• **Aim**: Report every line from the material that contains the word "若肺通气不顺畅".

• **Data for processing**:

-- Begin --

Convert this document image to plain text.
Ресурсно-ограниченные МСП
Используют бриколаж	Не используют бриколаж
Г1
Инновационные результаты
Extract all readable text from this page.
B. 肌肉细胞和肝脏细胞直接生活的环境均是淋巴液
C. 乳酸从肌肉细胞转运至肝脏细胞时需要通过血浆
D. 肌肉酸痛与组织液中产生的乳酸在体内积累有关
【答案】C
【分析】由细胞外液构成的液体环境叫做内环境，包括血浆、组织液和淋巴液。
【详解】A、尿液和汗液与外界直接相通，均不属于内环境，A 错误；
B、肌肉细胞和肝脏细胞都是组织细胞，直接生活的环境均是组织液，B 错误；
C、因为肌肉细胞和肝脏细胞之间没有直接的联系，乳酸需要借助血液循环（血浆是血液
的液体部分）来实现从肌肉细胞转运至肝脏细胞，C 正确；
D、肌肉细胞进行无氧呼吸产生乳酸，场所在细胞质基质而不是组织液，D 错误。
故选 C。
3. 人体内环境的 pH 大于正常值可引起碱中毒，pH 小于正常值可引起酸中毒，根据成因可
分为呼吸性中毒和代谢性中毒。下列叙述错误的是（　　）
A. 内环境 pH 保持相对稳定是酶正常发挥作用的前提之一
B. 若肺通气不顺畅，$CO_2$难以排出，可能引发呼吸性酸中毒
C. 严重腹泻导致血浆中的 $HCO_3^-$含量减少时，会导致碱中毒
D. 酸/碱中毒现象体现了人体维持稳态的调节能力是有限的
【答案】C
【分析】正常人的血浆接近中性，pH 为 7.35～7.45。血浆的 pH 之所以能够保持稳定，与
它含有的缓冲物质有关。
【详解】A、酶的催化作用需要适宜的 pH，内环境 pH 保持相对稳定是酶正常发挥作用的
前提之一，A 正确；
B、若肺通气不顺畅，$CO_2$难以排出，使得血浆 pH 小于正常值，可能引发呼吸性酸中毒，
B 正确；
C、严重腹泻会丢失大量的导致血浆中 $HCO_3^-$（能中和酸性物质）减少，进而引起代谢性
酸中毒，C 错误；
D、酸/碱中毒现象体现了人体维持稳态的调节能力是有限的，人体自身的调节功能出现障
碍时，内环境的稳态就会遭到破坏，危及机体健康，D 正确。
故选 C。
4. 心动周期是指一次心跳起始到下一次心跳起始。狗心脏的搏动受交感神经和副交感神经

-- End --

• **Task solution**:
B. 若肺通气不顺畅，$CO_2$难以排出，可能引发呼吸性酸中毒
B、若肺通气不顺畅，$CO_2$难以排出，使得血浆 pH 小于正常值，可能引发呼吸性酸中毒，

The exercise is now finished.